Set exercise: Tally how many lines include "Análise". The number is the whole answer.

START Records supplied

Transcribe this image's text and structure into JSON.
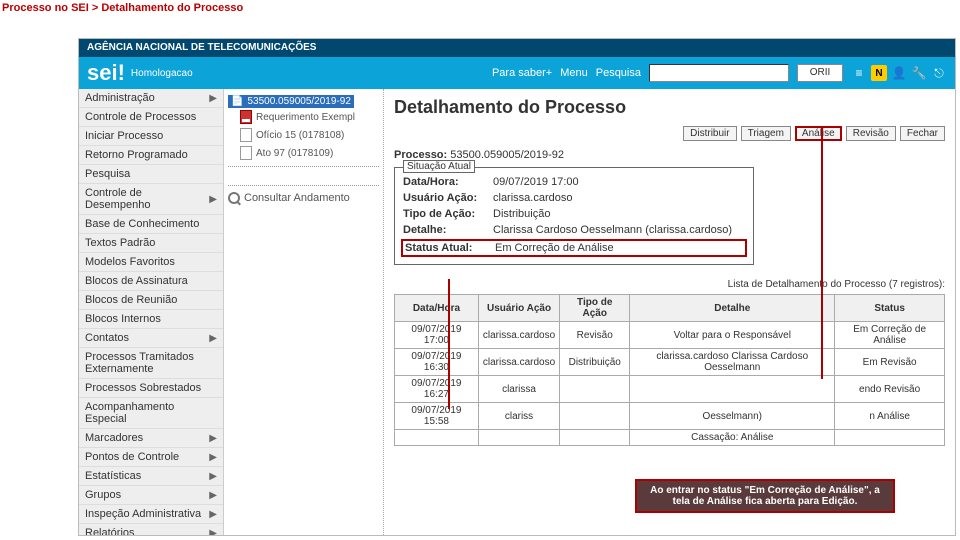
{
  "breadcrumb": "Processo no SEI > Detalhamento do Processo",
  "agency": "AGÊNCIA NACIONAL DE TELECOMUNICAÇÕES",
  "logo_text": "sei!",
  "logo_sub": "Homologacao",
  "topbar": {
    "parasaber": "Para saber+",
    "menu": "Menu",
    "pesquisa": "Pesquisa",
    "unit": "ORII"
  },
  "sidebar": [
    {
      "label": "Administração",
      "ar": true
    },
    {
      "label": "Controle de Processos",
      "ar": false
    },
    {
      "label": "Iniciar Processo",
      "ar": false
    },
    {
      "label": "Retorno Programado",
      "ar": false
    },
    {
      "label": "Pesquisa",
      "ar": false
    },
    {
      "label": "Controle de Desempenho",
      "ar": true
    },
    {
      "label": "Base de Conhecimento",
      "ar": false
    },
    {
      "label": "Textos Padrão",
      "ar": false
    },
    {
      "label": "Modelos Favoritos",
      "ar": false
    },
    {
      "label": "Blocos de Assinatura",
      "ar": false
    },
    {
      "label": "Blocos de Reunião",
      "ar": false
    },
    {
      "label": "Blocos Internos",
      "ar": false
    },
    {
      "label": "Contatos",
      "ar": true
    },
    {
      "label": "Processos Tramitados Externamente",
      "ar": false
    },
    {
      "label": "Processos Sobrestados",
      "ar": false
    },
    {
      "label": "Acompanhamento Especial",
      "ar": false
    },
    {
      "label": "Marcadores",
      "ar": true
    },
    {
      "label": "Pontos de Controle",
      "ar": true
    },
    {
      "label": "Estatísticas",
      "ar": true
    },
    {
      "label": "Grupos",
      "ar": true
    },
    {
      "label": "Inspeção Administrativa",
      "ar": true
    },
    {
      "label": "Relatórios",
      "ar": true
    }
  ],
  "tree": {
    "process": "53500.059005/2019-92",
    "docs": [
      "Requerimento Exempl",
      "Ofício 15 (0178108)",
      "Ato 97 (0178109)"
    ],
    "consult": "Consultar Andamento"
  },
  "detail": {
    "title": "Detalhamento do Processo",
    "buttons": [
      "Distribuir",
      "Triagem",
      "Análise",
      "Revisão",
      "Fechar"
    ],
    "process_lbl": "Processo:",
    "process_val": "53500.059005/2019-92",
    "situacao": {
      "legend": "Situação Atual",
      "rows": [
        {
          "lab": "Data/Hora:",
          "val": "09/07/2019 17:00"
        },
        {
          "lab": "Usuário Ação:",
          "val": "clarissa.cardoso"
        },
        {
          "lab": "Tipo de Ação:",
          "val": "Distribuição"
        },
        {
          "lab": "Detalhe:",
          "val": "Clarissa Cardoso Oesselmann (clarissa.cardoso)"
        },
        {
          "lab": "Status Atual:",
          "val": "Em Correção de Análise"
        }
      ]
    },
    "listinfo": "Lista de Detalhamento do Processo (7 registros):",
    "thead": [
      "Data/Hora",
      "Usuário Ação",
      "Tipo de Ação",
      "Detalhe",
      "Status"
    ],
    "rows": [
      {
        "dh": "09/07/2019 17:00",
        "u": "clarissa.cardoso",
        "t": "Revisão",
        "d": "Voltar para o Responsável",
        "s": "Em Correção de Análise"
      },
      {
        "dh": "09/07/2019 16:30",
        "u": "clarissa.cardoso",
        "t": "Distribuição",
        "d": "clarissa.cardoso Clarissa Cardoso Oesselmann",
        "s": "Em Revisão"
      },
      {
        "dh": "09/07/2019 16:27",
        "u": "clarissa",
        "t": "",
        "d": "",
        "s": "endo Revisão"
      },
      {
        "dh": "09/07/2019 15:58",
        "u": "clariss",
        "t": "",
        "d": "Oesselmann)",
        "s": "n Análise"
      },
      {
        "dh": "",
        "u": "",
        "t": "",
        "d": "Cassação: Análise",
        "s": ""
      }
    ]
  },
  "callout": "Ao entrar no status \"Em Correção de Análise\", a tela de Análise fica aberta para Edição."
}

END Records supplied

Exercise answer: 6